Requirement: Pick out each line with the word "test" from the material that follows.

Supplied data:
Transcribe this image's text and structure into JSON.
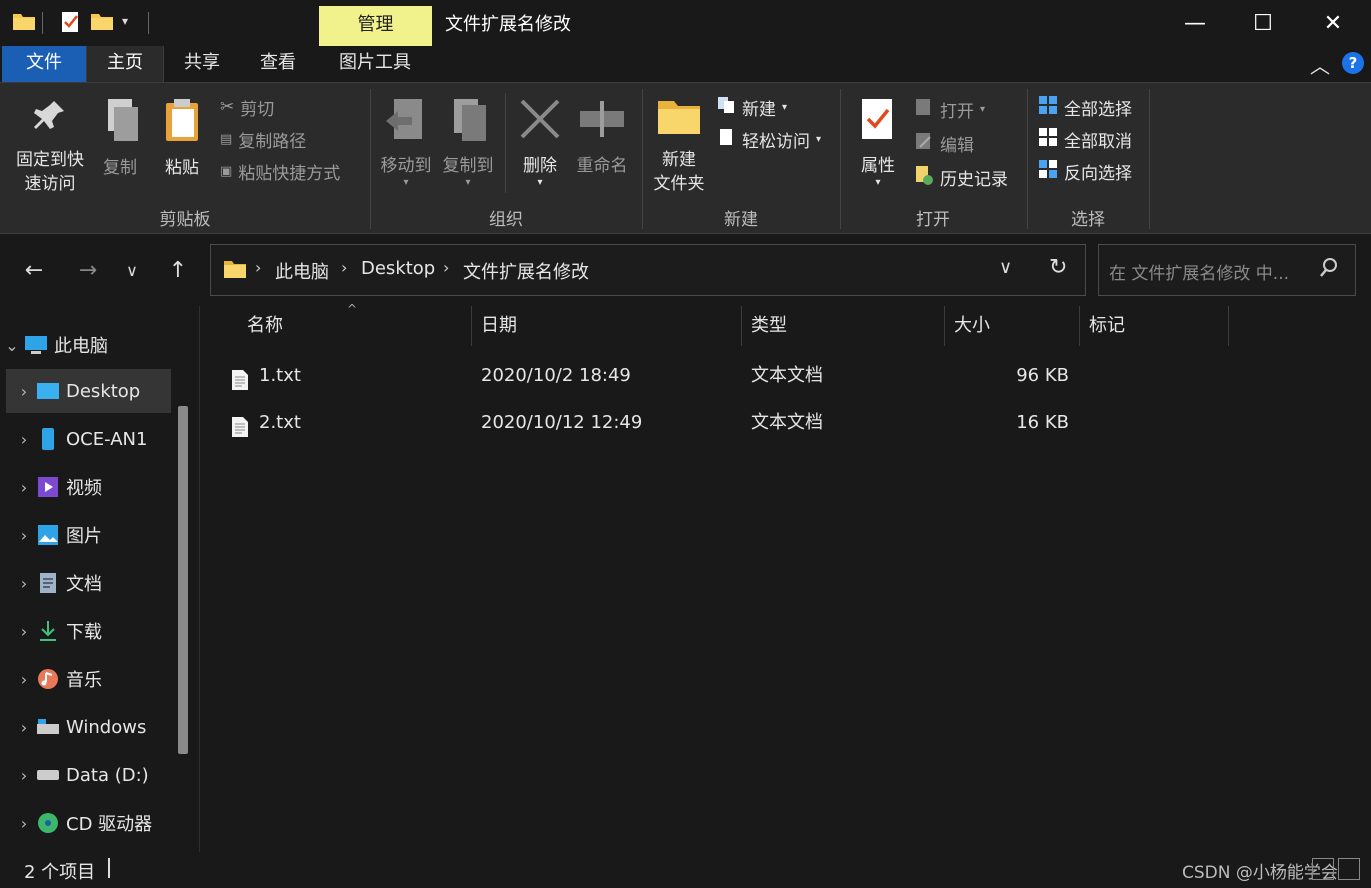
{
  "title_bar": {
    "manage_tab": "管理",
    "window_title": "文件扩展名修改",
    "minimize": "—",
    "maximize": "☐",
    "close": "✕"
  },
  "ribbon_tabs": {
    "file": "文件",
    "home": "主页",
    "share": "共享",
    "view": "查看",
    "picture_tools": "图片工具"
  },
  "ribbon": {
    "clipboard": {
      "label": "剪贴板",
      "pin": [
        "固定到快",
        "速访问"
      ],
      "copy": "复制",
      "paste": "粘贴",
      "cut": "剪切",
      "copy_path": "复制路径",
      "paste_shortcut": "粘贴快捷方式"
    },
    "organize": {
      "label": "组织",
      "move_to": "移动到",
      "copy_to": "复制到",
      "delete": "删除",
      "rename": "重命名"
    },
    "new": {
      "label": "新建",
      "new_folder": [
        "新建",
        "文件夹"
      ],
      "new_item": "新建",
      "easy_access": "轻松访问"
    },
    "open": {
      "label": "打开",
      "properties": "属性",
      "open": "打开",
      "edit": "编辑",
      "history": "历史记录"
    },
    "select": {
      "label": "选择",
      "select_all": "全部选择",
      "select_none": "全部取消",
      "invert": "反向选择"
    }
  },
  "address": {
    "crumbs": [
      "此电脑",
      "Desktop",
      "文件扩展名修改"
    ],
    "search_placeholder": "在 文件扩展名修改 中..."
  },
  "sidebar": {
    "items": [
      {
        "label": "此电脑",
        "icon": "computer-icon"
      },
      {
        "label": "Desktop",
        "icon": "desktop-icon"
      },
      {
        "label": "OCE-AN1",
        "icon": "phone-icon"
      },
      {
        "label": "视频",
        "icon": "video-icon"
      },
      {
        "label": "图片",
        "icon": "pictures-icon"
      },
      {
        "label": "文档",
        "icon": "documents-icon"
      },
      {
        "label": "下载",
        "icon": "download-icon"
      },
      {
        "label": "音乐",
        "icon": "music-icon"
      },
      {
        "label": "Windows",
        "icon": "drive-icon"
      },
      {
        "label": "Data (D:)",
        "icon": "drive-icon"
      },
      {
        "label": "CD 驱动器",
        "icon": "cd-drive-icon"
      }
    ]
  },
  "columns": {
    "name": "名称",
    "date": "日期",
    "type": "类型",
    "size": "大小",
    "tags": "标记"
  },
  "files": [
    {
      "name": "1.txt",
      "date": "2020/10/2 18:49",
      "type": "文本文档",
      "size": "96 KB"
    },
    {
      "name": "2.txt",
      "date": "2020/10/12 12:49",
      "type": "文本文档",
      "size": "16 KB"
    }
  ],
  "status": {
    "count": "2 个项目",
    "watermark": "CSDN @小杨能学会"
  },
  "colors": {
    "accent": "#1a5fb4",
    "manage_tab": "#f2f28c",
    "folder": "#f7c948"
  }
}
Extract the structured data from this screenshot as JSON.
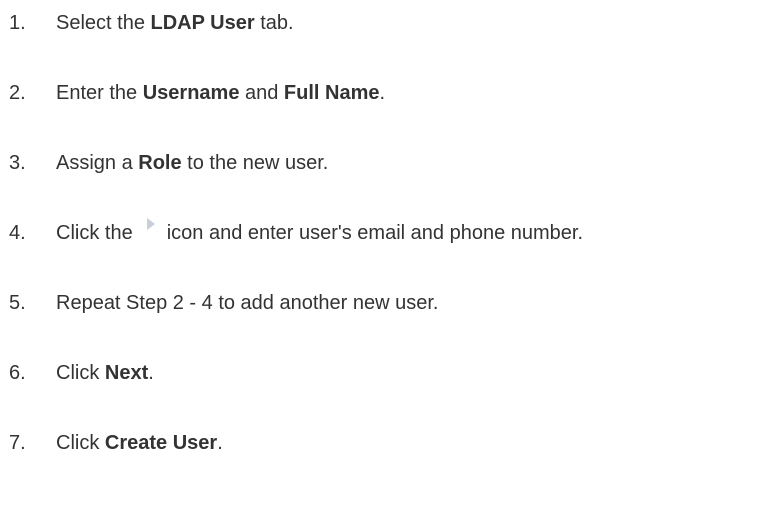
{
  "steps": [
    {
      "num": "1.",
      "parts": [
        {
          "t": "Select the "
        },
        {
          "b": "LDAP User"
        },
        {
          "t": " tab."
        }
      ]
    },
    {
      "num": "2.",
      "parts": [
        {
          "t": "Enter the "
        },
        {
          "b": "Username"
        },
        {
          "t": " and "
        },
        {
          "b": "Full Name"
        },
        {
          "t": "."
        }
      ]
    },
    {
      "num": "3.",
      "parts": [
        {
          "t": "Assign a "
        },
        {
          "b": "Role"
        },
        {
          "t": " to the new user."
        }
      ]
    },
    {
      "num": "4.",
      "parts": [
        {
          "t": "Click the"
        },
        {
          "icon": "play-icon"
        },
        {
          "t": "icon and enter user's email and phone number."
        }
      ]
    },
    {
      "num": "5.",
      "parts": [
        {
          "t": "Repeat Step 2 - 4 to add another new user."
        }
      ]
    },
    {
      "num": "6.",
      "parts": [
        {
          "t": "Click "
        },
        {
          "b": "Next"
        },
        {
          "t": "."
        }
      ]
    },
    {
      "num": "7.",
      "parts": [
        {
          "t": "Click "
        },
        {
          "b": "Create User"
        },
        {
          "t": "."
        }
      ]
    }
  ],
  "colors": {
    "text": "#333333",
    "icon": "#c9cfd8"
  }
}
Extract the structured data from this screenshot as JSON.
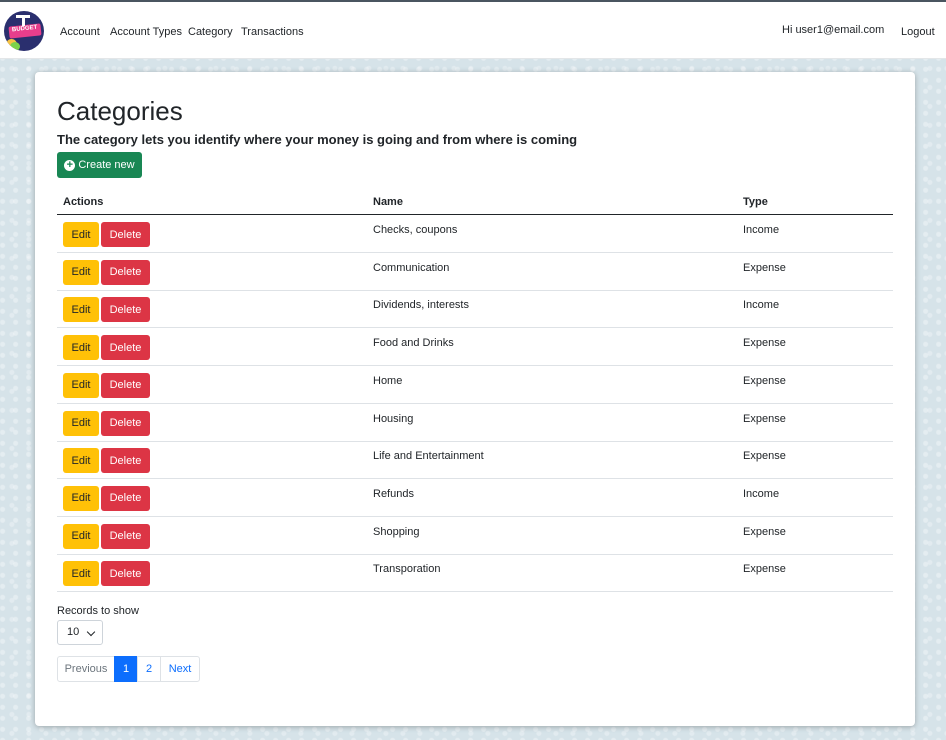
{
  "navbar": {
    "logo_text": "BUDGET",
    "links": [
      "Account",
      "Account Types",
      "Category",
      "Transactions"
    ],
    "greeting": "Hi user1@email.com",
    "logout": "Logout"
  },
  "page": {
    "title": "Categories",
    "subtitle": "The category lets you identify where your money is going and from where is coming",
    "create_label": "Create new"
  },
  "table": {
    "headers": {
      "actions": "Actions",
      "name": "Name",
      "type": "Type"
    },
    "edit_label": "Edit",
    "delete_label": "Delete",
    "rows": [
      {
        "name": "Checks, coupons",
        "type": "Income"
      },
      {
        "name": "Communication",
        "type": "Expense"
      },
      {
        "name": "Dividends, interests",
        "type": "Income"
      },
      {
        "name": "Food and Drinks",
        "type": "Expense"
      },
      {
        "name": "Home",
        "type": "Expense"
      },
      {
        "name": "Housing",
        "type": "Expense"
      },
      {
        "name": "Life and Entertainment",
        "type": "Expense"
      },
      {
        "name": "Refunds",
        "type": "Income"
      },
      {
        "name": "Shopping",
        "type": "Expense"
      },
      {
        "name": "Transporation",
        "type": "Expense"
      }
    ]
  },
  "records": {
    "label": "Records to show",
    "value": "10"
  },
  "pagination": {
    "previous": "Previous",
    "pages": [
      "1",
      "2"
    ],
    "active_page": "1",
    "next": "Next"
  },
  "colors": {
    "create": "#198754",
    "edit": "#ffc107",
    "delete": "#dc3545",
    "active_page": "#0d6efd"
  }
}
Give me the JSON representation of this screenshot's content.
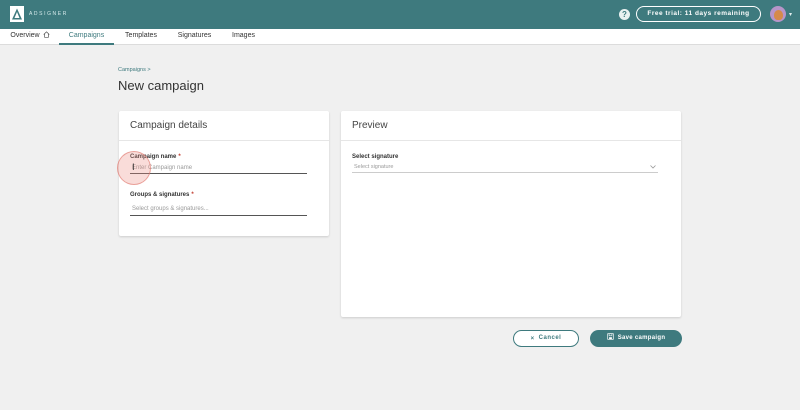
{
  "header": {
    "brand": "ADSIGNER",
    "help_label": "?",
    "trial_label": "Free trial: 11 days remaining"
  },
  "nav": {
    "items": [
      {
        "label": "Overview"
      },
      {
        "label": "Campaigns",
        "active": true
      },
      {
        "label": "Templates"
      },
      {
        "label": "Signatures"
      },
      {
        "label": "Images"
      }
    ]
  },
  "page": {
    "breadcrumb": "Campaigns >",
    "title": "New campaign"
  },
  "details_card": {
    "title": "Campaign details",
    "name_label": "Campaign name",
    "name_placeholder": "Enter Campaign name",
    "groups_label": "Groups & signatures",
    "groups_placeholder": "Select groups & signatures...",
    "required_mark": "*"
  },
  "preview_card": {
    "title": "Preview",
    "signature_label": "Select signature",
    "signature_placeholder": "Select signature"
  },
  "actions": {
    "cancel_label": "Cancel",
    "cancel_icon": "×",
    "save_label": "Save campaign"
  },
  "colors": {
    "accent": "#3e7a7e",
    "required": "#c0392b"
  },
  "icons": {
    "logo": "adsigner-logo",
    "home": "home-icon",
    "close": "close-icon",
    "save": "save-icon",
    "chevron": "chevron-down-icon"
  }
}
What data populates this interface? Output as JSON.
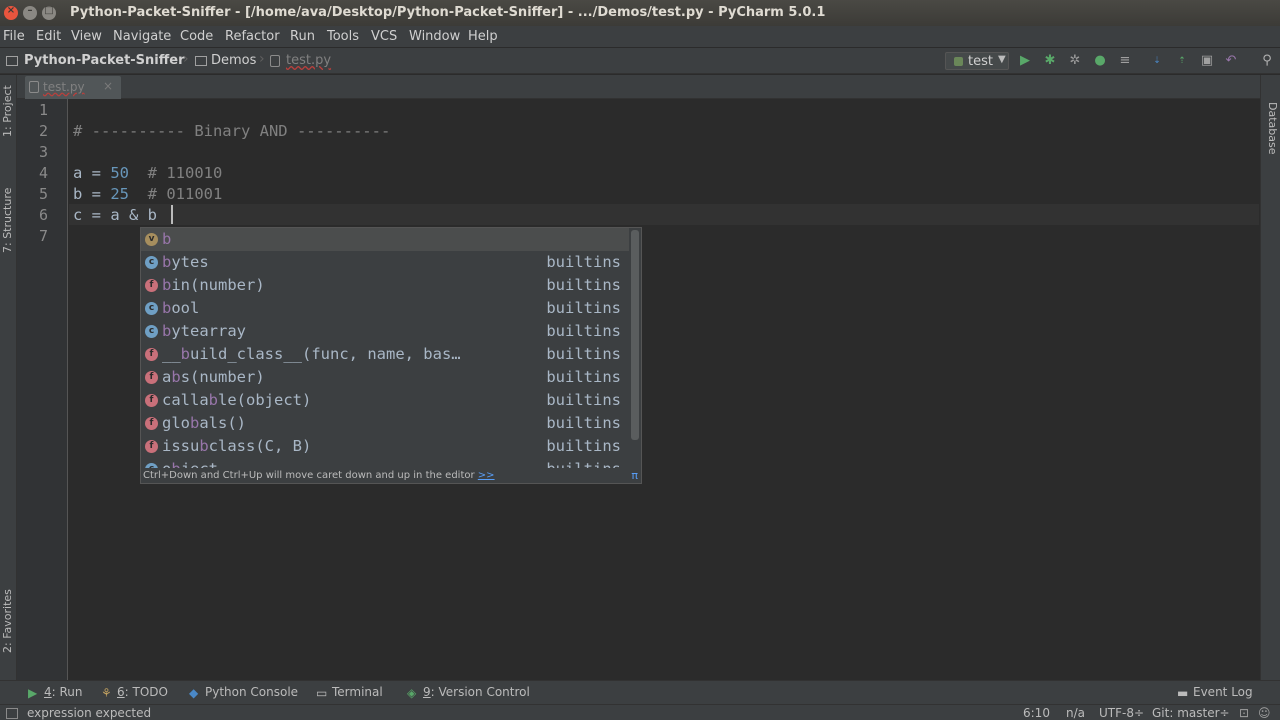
{
  "window": {
    "title": "Python-Packet-Sniffer - [/home/ava/Desktop/Python-Packet-Sniffer] - .../Demos/test.py - PyCharm 5.0.1"
  },
  "menu": {
    "items": [
      "File",
      "Edit",
      "View",
      "Navigate",
      "Code",
      "Refactor",
      "Run",
      "Tools",
      "VCS",
      "Window",
      "Help"
    ]
  },
  "navbar": {
    "project": "Python-Packet-Sniffer",
    "folder": "Demos",
    "file": "test.py",
    "run_config": "test"
  },
  "left_tool_tabs": [
    "1: Project",
    "7: Structure",
    "2: Favorites"
  ],
  "right_tool_tabs": [
    "Database"
  ],
  "editor": {
    "tab_name": "test.py",
    "line_numbers": [
      "1",
      "2",
      "3",
      "4",
      "5",
      "6",
      "7"
    ],
    "lines": {
      "l2_comment": "# ---------- Binary AND ----------",
      "l4_var": "a = ",
      "l4_num": "50",
      "l4_comment": "  # 110010",
      "l5_var": "b = ",
      "l5_num": "25",
      "l5_comment": "  # 011001",
      "l6_code": "c = a & b"
    }
  },
  "completion": {
    "items": [
      {
        "kind": "v",
        "pre": "",
        "hl": "b",
        "post": "",
        "origin": ""
      },
      {
        "kind": "c",
        "pre": "",
        "hl": "b",
        "post": "ytes",
        "origin": "builtins"
      },
      {
        "kind": "f",
        "pre": "",
        "hl": "b",
        "post": "in(number)",
        "origin": "builtins"
      },
      {
        "kind": "c",
        "pre": "",
        "hl": "b",
        "post": "ool",
        "origin": "builtins"
      },
      {
        "kind": "c",
        "pre": "",
        "hl": "b",
        "post": "ytearray",
        "origin": "builtins"
      },
      {
        "kind": "f",
        "pre": "__",
        "hl": "b",
        "post": "uild_class__(func, name, bas…",
        "origin": "builtins"
      },
      {
        "kind": "f",
        "pre": "a",
        "hl": "b",
        "post": "s(number)",
        "origin": "builtins"
      },
      {
        "kind": "f",
        "pre": "calla",
        "hl": "b",
        "post": "le(object)",
        "origin": "builtins"
      },
      {
        "kind": "f",
        "pre": "glo",
        "hl": "b",
        "post": "als()",
        "origin": "builtins"
      },
      {
        "kind": "f",
        "pre": "issu",
        "hl": "b",
        "post": "class(C, B)",
        "origin": "builtins"
      },
      {
        "kind": "c",
        "pre": "o",
        "hl": "b",
        "post": "ject",
        "origin": "builtins"
      }
    ],
    "hint": "Ctrl+Down and Ctrl+Up will move caret down and up in the editor",
    "hint_link": ">>",
    "pi": "π"
  },
  "tool_windows": {
    "run_num": "4",
    "run": ": Run",
    "todo_num": "6",
    "todo": ": TODO",
    "python_console": "Python Console",
    "terminal": "Terminal",
    "vcs_num": "9",
    "vcs": ": Version Control",
    "event_log": "Event Log"
  },
  "status": {
    "message": "expression expected",
    "position": "6:10",
    "line_sep": "n/a",
    "encoding": "UTF-8÷",
    "git": "Git: master÷"
  },
  "colors": {
    "background": "#2b2b2b",
    "number": "#6897bb",
    "comment": "#808080",
    "highlight": "#9876aa"
  }
}
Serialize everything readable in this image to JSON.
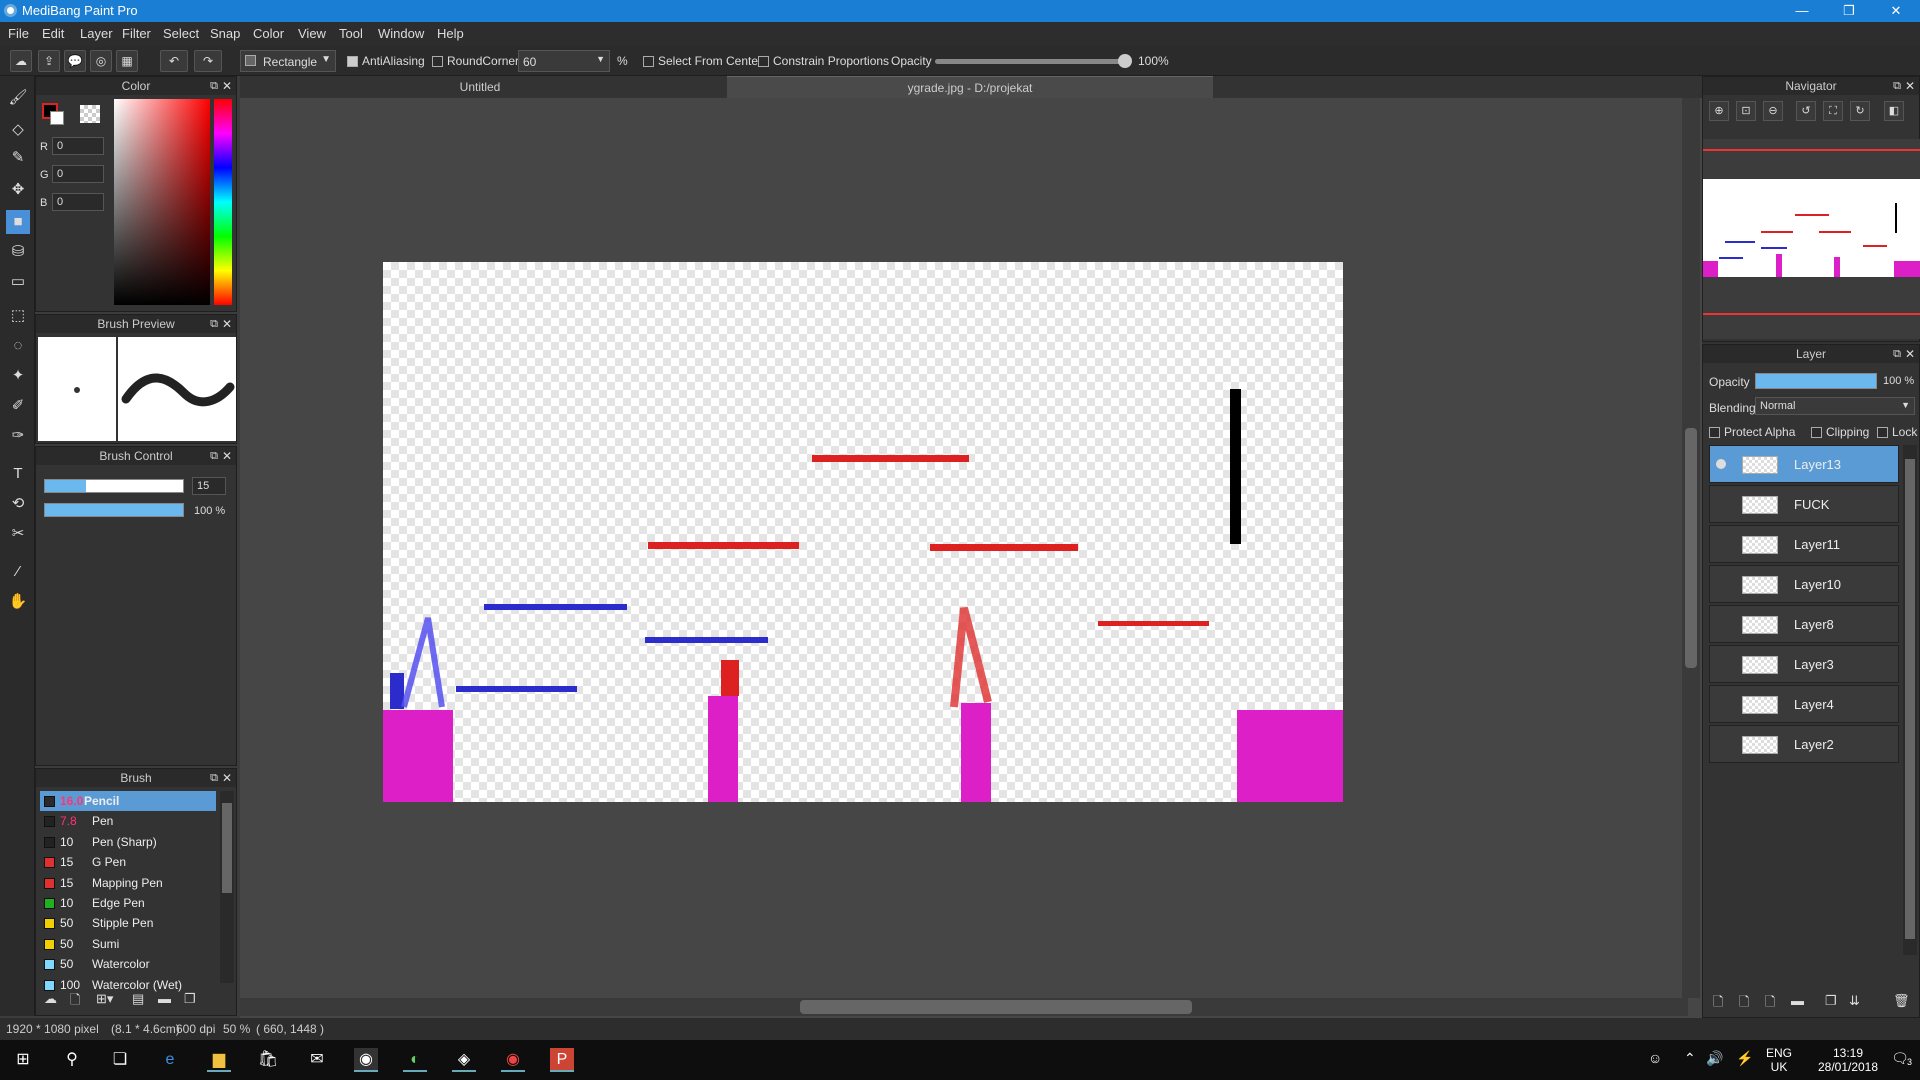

Correct answer:
    "title": "Python-Packet-Sniffer - [/home/ava/Desktop/Python-Packet-Sniffer] - .../Demos/test.py - PyCharm 5.0.1"
    "file": "test.py",
    "run_config": "test"
    "tab_name": "test.py",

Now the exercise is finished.